Where a line contains the string "JSON", copy that line.

● ● ● ●

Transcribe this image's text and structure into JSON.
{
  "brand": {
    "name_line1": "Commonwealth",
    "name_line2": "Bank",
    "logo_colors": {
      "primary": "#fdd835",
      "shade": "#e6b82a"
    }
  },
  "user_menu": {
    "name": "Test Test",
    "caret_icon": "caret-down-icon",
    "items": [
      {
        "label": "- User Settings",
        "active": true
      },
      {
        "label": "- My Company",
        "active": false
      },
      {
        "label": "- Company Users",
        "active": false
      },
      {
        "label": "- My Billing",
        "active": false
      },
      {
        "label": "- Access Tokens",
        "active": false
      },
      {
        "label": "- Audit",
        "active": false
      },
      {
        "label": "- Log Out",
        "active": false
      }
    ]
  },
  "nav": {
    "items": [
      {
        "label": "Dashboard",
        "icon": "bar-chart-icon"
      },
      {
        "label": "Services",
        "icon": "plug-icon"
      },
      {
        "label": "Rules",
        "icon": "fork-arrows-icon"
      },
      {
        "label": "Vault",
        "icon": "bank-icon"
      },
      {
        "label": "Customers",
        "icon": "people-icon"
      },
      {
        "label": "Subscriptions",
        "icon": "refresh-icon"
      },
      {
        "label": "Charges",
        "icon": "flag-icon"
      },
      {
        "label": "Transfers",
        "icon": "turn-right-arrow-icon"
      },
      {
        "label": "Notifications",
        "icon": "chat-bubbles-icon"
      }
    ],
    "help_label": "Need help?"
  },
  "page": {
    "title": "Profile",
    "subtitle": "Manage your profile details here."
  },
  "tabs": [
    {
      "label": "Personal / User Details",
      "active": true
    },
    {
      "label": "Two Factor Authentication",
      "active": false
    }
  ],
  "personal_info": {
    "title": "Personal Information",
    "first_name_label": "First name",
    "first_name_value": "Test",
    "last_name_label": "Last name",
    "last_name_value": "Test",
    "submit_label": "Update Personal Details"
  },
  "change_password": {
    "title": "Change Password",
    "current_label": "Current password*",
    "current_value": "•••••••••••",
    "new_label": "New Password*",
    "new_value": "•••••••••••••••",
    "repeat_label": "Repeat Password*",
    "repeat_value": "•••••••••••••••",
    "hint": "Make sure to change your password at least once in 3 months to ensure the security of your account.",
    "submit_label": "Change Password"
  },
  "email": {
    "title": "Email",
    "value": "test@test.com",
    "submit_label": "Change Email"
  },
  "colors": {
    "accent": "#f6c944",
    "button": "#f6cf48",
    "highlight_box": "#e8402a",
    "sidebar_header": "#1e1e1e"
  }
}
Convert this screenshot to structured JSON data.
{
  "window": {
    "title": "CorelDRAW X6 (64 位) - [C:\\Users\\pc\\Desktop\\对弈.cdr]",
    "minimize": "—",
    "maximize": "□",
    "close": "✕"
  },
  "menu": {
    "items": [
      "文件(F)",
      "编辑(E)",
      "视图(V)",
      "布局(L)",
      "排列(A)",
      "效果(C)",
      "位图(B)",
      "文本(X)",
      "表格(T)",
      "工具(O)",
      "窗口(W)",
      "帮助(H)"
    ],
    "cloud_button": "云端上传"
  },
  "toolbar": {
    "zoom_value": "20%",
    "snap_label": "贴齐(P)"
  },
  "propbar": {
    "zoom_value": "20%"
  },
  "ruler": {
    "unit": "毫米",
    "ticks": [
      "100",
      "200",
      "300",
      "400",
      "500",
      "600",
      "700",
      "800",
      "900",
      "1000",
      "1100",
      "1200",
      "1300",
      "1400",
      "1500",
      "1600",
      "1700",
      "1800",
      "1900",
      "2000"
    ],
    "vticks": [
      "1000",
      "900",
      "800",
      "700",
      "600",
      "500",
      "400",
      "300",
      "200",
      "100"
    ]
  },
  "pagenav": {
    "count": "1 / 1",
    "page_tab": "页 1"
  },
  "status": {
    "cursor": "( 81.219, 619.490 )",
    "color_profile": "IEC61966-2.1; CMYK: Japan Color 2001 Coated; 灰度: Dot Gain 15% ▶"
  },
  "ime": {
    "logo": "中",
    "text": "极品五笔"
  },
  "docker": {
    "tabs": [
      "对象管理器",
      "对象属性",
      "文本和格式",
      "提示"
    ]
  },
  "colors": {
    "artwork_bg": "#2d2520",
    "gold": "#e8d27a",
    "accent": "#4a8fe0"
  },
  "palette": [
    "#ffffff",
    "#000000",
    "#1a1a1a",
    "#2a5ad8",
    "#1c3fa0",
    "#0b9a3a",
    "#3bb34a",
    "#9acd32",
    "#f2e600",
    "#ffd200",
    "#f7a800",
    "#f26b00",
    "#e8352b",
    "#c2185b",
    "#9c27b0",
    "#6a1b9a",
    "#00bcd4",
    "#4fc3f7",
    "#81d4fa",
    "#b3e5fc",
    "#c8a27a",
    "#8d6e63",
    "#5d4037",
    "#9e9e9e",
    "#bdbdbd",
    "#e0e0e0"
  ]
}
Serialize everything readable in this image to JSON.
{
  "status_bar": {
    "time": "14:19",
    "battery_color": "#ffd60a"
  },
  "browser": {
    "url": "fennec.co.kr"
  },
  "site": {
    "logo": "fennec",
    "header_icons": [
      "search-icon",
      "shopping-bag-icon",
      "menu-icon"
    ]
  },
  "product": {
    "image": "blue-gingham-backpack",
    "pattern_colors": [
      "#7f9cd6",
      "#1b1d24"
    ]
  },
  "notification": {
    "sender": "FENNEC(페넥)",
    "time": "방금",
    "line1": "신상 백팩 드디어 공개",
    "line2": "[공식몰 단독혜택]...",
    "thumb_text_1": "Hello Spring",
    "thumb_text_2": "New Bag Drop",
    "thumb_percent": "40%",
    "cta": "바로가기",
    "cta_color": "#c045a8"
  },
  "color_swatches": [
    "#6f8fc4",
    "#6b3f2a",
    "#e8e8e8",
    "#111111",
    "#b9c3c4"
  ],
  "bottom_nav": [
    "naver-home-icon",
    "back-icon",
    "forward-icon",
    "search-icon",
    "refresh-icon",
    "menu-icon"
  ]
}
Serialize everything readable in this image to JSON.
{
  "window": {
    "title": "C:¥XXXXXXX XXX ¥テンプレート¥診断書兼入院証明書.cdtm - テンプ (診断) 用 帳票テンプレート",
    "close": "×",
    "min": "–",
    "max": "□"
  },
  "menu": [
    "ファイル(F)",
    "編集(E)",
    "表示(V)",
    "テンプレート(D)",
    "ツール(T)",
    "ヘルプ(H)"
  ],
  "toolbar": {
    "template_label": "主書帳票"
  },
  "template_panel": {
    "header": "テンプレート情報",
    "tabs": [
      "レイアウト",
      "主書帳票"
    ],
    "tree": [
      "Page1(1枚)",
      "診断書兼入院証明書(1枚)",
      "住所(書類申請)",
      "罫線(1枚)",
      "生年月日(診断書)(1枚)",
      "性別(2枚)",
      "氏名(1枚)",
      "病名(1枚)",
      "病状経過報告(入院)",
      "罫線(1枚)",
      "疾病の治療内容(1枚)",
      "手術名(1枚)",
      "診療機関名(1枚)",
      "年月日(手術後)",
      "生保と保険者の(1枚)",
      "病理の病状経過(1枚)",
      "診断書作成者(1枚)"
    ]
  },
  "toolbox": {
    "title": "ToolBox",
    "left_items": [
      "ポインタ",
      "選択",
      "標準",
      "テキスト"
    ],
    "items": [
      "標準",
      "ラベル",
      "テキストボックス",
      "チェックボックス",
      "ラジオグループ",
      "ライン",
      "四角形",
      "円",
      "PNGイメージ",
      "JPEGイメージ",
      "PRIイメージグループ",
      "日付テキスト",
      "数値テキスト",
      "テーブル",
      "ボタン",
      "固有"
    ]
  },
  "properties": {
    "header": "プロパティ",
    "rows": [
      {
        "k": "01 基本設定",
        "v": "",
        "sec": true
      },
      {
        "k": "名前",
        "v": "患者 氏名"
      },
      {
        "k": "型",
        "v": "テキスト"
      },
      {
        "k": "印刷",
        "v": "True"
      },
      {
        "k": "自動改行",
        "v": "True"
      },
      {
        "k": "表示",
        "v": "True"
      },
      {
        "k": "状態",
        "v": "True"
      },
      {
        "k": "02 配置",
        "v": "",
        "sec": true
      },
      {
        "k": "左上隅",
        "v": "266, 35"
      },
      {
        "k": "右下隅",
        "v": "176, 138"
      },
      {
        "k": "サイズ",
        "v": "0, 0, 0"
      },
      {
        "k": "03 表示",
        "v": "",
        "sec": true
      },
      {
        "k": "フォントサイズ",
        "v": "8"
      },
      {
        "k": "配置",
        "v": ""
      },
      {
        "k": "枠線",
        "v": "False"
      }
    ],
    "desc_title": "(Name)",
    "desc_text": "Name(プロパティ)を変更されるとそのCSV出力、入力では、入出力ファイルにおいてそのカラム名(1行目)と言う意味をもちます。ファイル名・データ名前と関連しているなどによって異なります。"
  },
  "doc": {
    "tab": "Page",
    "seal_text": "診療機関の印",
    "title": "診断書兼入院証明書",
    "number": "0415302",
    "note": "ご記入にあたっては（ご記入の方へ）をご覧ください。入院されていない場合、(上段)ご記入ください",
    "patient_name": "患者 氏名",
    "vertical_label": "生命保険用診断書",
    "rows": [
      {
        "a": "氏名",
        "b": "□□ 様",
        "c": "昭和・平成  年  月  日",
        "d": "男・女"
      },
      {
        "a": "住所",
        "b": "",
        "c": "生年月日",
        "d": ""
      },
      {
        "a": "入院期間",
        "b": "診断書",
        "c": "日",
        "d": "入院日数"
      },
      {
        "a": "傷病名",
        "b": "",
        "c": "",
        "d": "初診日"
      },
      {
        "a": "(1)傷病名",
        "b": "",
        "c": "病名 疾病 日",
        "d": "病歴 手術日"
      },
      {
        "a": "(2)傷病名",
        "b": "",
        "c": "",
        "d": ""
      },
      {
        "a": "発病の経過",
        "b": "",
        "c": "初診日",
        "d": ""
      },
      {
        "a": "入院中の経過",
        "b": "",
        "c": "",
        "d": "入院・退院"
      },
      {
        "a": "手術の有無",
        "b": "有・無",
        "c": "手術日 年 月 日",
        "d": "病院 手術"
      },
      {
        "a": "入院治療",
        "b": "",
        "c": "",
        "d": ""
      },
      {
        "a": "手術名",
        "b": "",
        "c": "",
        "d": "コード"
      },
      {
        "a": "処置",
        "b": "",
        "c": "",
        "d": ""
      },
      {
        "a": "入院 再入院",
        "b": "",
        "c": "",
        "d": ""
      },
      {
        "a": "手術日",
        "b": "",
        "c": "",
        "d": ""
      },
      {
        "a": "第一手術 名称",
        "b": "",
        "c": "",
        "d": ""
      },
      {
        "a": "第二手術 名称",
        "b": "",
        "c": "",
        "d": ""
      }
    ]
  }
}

● ● ● ●

> [CORRECT RESPONSE]
Transcribe this image's text and structure into JSON.
Convert this screenshot to structured JSON data.
Serialize everything readable in this image to JSON.
Serialize everything readable in this image to JSON.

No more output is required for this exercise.